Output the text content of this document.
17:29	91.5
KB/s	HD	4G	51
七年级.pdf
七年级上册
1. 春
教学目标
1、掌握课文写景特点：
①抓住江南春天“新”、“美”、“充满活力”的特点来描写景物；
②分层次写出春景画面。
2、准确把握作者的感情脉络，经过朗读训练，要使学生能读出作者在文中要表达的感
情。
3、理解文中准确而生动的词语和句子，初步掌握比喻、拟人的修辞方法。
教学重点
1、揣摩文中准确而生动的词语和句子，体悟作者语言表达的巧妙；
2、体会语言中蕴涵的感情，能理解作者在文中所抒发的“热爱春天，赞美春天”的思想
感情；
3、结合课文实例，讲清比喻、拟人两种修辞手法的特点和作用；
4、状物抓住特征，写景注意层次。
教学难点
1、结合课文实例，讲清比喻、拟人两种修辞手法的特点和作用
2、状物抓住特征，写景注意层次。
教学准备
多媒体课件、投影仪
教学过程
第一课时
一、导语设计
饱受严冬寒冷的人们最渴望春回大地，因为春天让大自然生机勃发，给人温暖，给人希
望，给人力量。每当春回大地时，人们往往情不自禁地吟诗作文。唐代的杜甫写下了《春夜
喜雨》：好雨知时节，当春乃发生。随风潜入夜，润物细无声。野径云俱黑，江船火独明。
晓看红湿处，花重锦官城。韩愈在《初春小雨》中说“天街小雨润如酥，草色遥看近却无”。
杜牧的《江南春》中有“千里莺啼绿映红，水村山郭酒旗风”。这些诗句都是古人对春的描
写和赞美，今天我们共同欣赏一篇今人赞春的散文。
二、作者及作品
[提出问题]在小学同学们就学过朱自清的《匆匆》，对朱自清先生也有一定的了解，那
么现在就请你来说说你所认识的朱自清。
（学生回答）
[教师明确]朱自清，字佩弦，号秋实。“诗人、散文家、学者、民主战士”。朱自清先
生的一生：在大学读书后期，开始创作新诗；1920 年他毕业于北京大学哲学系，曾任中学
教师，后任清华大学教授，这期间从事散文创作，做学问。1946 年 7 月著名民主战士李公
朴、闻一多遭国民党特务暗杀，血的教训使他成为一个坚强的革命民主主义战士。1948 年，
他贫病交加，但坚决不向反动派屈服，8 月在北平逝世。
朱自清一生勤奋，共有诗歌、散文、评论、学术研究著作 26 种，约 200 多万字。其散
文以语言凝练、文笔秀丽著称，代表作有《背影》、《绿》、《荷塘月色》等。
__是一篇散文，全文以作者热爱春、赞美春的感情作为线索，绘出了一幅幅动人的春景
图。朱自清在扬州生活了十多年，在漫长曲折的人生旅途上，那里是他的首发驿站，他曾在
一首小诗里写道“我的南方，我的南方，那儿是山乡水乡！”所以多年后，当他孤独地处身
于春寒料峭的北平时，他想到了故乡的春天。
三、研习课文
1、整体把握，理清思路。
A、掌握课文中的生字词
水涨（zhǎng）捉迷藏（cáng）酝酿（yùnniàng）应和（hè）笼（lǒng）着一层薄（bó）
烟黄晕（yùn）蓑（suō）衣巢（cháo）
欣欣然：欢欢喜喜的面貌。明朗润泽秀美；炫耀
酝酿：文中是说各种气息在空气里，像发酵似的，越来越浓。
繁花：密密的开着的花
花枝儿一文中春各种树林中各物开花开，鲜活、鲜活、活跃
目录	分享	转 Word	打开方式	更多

*****

Copy the entries above exactly, leaving none out.

Output the text content of this document.
17:29	91.5
KB/s	HD	4G	51
七年级.pdf
七年级上册
1. 春
教学目标
1、掌握课文写景特点：
①抓住江南春天“新”、“美”、“充满活力”的特点来描写景物；
②分层次写出春景画面。
2、准确把握作者的感情脉络，经过朗读训练，要使学生能读出作者在文中要表达的感
情。
3、理解文中准确而生动的词语和句子，初步掌握比喻、拟人的修辞方法。
教学重点
1、揣摩文中准确而生动的词语和句子，体悟作者语言表达的巧妙；
2、体会语言中蕴涵的感情，能理解作者在文中所抒发的“热爱春天，赞美春天”的思想
感情；
3、结合课文实例，讲清比喻、拟人两种修辞手法的特点和作用；
4、状物抓住特征，写景注意层次。
教学难点
1、结合课文实例，讲清比喻、拟人两种修辞手法的特点和作用
2、状物抓住特征，写景注意层次。
教学准备
多媒体课件、投影仪
教学过程
第一课时
一、导语设计
饱受严冬寒冷的人们最渴望春回大地，因为春天让大自然生机勃发，给人温暖，给人希
望，给人力量。每当春回大地时，人们往往情不自禁地吟诗作文。唐代的杜甫写下了《春夜
喜雨》：好雨知时节，当春乃发生。随风潜入夜，润物细无声。野径云俱黑，江船火独明。
晓看红湿处，花重锦官城。韩愈在《初春小雨》中说“天街小雨润如酥，草色遥看近却无”。
杜牧的《江南春》中有“千里莺啼绿映红，水村山郭酒旗风”。这些诗句都是古人对春的描
写和赞美，今天我们共同欣赏一篇今人赞春的散文。
二、作者及作品
[提出问题]在小学同学们就学过朱自清的《匆匆》，对朱自清先生也有一定的了解，那
么现在就请你来说说你所认识的朱自清。
（学生回答）
[教师明确]朱自清，字佩弦，号秋实。“诗人、散文家、学者、民主战士”。朱自清先
生的一生：在大学读书后期，开始创作新诗；1920 年他毕业于北京大学哲学系，曾任中学
教师，后任清华大学教授，这期间从事散文创作，做学问。1946 年 7 月著名民主战士李公
朴、闻一多遭国民党特务暗杀，血的教训使他成为一个坚强的革命民主主义战士。1948 年，
他贫病交加，但坚决不向反动派屈服，8 月在北平逝世。
朱自清一生勤奋，共有诗歌、散文、评论、学术研究著作 26 种，约 200 多万字。其散
文以语言凝练、文笔秀丽著称，代表作有《背影》、《绿》、《荷塘月色》等。
__是一篇散文，全文以作者热爱春、赞美春的感情作为线索，绘出了一幅幅动人的春景
图。朱自清在扬州生活了十多年，在漫长曲折的人生旅途上，那里是他的首发驿站，他曾在
一首小诗里写道“我的南方，我的南方，那儿是山乡水乡！”所以多年后，当他孤独地处身
于春寒料峭的北平时，他想到了故乡的春天。
三、研习课文
1、整体把握，理清思路。
A、掌握课文中的生字词
水涨（zhǎng）捉迷藏（cáng）酝酿（yùnniàng）应和（hè）笼（lǒng）着一层薄（bó）
烟黄晕（yùn）蓑（suō）衣巢（cháo）
欣欣然：欢欢喜喜的面貌。明朗润泽秀美；炫耀
酝酿：文中是说各种气息在空气里，像发酵似的，越来越浓。
繁花：密密的开着的花
花枝儿一文中春各种树林中各物开花开，鲜活、鲜活、活跃
目录	分享	转 Word	打开方式	更多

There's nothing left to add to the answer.